● Goal
Return all lines from the listing below in which the string "основные" occurs.

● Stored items
--- begin ---

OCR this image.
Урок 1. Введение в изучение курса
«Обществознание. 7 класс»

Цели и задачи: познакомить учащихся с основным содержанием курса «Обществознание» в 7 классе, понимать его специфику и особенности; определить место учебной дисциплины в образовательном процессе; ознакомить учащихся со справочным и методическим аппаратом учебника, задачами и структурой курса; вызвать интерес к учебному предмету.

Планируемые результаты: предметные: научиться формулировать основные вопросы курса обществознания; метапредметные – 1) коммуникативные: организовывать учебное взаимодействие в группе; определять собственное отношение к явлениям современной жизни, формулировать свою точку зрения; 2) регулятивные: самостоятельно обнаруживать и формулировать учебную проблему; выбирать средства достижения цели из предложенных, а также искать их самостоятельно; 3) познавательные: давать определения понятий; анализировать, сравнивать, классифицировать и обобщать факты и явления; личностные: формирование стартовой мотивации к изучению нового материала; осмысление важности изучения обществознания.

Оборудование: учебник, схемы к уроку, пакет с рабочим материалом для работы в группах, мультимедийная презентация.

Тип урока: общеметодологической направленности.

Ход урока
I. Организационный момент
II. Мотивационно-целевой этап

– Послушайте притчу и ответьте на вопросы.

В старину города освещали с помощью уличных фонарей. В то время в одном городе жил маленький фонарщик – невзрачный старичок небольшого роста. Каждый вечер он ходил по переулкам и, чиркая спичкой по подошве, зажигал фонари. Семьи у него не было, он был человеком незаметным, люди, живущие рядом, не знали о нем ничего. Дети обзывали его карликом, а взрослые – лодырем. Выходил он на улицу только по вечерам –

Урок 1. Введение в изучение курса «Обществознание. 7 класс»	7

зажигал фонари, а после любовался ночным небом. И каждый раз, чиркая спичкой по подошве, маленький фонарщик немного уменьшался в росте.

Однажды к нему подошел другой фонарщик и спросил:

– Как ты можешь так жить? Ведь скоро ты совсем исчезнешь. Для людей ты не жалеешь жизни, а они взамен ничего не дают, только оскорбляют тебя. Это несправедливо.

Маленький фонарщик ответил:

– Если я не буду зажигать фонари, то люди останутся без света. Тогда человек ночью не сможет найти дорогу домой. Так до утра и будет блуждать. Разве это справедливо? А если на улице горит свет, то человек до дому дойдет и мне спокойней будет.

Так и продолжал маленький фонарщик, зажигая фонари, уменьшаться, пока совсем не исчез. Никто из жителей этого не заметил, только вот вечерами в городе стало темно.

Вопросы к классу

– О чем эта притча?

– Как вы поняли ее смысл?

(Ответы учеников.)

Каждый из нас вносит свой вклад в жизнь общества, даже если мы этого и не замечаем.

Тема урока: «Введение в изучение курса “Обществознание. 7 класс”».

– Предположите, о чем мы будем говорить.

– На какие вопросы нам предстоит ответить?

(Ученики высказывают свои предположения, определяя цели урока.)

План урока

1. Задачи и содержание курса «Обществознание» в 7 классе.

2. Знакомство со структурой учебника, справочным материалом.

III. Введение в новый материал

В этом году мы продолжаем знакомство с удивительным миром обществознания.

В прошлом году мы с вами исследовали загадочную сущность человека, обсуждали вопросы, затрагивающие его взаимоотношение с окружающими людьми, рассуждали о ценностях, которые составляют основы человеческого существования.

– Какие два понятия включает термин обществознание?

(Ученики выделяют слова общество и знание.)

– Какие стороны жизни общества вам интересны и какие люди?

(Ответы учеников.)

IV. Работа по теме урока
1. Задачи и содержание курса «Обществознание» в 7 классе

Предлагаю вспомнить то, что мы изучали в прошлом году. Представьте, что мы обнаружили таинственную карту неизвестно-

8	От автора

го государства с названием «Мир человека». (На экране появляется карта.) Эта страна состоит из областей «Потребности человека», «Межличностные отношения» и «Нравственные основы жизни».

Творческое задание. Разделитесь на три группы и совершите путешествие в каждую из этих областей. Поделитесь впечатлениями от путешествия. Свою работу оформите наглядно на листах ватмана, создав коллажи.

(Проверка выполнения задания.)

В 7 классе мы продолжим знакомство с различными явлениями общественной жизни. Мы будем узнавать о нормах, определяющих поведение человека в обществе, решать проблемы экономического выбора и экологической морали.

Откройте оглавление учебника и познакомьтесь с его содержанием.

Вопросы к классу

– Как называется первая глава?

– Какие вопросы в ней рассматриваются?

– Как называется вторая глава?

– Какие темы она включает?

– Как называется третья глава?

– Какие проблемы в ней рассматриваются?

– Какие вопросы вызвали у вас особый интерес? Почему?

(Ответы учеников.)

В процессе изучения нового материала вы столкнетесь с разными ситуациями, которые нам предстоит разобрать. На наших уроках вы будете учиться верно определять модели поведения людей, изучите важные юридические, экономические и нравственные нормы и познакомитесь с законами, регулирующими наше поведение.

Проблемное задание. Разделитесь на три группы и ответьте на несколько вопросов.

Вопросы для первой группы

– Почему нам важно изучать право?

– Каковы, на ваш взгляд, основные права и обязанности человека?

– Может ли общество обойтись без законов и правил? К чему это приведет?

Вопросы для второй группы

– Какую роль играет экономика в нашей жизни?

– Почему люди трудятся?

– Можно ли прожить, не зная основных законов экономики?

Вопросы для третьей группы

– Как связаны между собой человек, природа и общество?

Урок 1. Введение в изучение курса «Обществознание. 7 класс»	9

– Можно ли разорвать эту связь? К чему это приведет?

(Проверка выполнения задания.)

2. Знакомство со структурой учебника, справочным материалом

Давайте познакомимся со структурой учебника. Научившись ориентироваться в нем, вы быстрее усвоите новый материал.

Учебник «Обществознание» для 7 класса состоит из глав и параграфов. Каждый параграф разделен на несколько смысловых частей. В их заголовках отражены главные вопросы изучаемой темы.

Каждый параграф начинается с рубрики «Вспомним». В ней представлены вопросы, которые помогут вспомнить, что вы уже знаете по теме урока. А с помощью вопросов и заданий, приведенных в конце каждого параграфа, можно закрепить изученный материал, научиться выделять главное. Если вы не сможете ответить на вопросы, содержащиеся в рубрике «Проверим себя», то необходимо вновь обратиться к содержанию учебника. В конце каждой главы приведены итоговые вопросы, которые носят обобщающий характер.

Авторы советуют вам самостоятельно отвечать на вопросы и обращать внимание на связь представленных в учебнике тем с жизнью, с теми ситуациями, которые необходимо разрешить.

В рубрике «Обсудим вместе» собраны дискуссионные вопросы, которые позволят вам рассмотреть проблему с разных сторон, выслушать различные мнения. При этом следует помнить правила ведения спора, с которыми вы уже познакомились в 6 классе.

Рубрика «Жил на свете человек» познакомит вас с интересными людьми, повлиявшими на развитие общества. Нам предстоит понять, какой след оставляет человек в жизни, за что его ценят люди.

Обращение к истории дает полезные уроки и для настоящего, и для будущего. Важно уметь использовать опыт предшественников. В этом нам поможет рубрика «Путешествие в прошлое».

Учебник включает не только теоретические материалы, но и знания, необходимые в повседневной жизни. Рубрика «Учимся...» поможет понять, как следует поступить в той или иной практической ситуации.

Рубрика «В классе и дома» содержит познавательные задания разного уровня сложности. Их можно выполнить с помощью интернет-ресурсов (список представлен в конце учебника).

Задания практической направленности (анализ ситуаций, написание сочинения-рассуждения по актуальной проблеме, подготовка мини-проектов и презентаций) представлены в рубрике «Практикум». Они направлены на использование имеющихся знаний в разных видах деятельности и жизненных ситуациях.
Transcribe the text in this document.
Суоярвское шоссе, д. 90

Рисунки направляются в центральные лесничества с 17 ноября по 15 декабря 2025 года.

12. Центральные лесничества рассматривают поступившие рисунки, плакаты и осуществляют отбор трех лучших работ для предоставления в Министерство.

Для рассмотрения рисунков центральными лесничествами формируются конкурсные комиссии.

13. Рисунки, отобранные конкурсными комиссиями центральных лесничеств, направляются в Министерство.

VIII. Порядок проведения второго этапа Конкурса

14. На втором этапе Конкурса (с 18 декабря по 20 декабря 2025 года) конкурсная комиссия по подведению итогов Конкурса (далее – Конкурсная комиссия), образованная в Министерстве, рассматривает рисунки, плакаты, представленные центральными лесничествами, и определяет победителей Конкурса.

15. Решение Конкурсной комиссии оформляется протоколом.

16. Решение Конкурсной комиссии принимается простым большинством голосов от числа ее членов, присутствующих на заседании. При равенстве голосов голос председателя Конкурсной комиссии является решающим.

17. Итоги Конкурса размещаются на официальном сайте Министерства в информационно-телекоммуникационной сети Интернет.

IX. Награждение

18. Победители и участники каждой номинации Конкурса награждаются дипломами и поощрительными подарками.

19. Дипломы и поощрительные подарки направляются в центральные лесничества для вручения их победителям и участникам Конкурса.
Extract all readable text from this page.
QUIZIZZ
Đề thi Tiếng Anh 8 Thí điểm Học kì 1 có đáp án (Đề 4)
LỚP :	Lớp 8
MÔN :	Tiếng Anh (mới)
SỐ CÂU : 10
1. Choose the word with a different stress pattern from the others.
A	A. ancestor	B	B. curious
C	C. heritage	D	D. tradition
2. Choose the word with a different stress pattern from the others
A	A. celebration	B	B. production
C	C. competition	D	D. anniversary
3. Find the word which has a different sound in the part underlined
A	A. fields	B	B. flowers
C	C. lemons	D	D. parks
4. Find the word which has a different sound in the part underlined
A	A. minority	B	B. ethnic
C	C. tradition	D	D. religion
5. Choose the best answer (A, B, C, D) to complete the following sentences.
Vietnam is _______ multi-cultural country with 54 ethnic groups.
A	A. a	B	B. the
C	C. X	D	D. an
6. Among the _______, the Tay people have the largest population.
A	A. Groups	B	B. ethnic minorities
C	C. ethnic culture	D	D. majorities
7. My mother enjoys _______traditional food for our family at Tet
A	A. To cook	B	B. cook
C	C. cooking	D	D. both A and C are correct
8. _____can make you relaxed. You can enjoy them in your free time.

--- end ---

● Exercise result
Планируемые результаты: предметные: научиться формулировать основные вопросы курса обществознания; метапредметные – 1) коммуникативные: организовывать учебное взаимодействие в группе; определять собственное отношение к явлениям современной жизни, формулировать свою точку зрения; 2) регулятивные: самостоятельно обнаруживать и формулировать учебную проблему; выбирать средства достижения цели из предложенных, а также искать их самостоятельно; 3) познавательные: давать определения понятий; анализировать, сравнивать, классифицировать и обобщать факты и явления; личностные: формирование стартовой мотивации к изучению нового материала; осмысление важности изучения обществознания.
– Каковы, на ваш взгляд, основные права и обязанности человека?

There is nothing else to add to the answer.